> [Dataset rows]:
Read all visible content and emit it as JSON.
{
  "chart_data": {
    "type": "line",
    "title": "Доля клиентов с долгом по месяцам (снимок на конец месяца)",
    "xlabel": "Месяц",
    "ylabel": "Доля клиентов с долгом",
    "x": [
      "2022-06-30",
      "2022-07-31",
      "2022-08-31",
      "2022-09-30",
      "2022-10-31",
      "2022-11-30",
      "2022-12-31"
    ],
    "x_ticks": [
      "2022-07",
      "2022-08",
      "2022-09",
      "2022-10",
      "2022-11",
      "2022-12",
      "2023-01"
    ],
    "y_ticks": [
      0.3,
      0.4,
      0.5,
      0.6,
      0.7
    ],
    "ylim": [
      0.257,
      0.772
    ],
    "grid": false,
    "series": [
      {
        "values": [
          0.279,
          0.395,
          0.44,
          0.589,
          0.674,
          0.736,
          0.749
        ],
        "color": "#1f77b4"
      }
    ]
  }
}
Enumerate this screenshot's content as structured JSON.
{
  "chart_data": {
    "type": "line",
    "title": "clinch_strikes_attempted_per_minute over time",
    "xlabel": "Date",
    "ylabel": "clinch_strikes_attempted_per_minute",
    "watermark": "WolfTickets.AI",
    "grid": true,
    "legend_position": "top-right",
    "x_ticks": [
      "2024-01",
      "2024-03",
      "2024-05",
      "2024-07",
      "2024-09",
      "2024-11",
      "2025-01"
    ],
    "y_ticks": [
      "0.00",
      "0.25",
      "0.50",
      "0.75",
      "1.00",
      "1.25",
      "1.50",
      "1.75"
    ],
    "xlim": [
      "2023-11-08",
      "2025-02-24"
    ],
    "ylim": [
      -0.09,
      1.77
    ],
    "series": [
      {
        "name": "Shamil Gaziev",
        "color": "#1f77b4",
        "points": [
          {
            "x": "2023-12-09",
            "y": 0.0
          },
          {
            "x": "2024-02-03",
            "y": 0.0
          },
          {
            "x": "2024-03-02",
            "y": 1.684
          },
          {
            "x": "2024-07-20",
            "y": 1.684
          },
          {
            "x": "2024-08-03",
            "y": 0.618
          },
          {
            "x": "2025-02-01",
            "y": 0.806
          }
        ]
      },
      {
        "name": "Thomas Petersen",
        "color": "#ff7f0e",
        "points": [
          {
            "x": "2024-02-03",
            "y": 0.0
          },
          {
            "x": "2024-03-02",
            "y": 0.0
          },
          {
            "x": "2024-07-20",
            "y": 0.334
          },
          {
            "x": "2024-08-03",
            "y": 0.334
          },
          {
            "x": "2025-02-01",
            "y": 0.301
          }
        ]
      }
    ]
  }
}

> [Set exercise]:
Look through the material and say how many lines hold "title". Give the number only.

> [Output below]:
2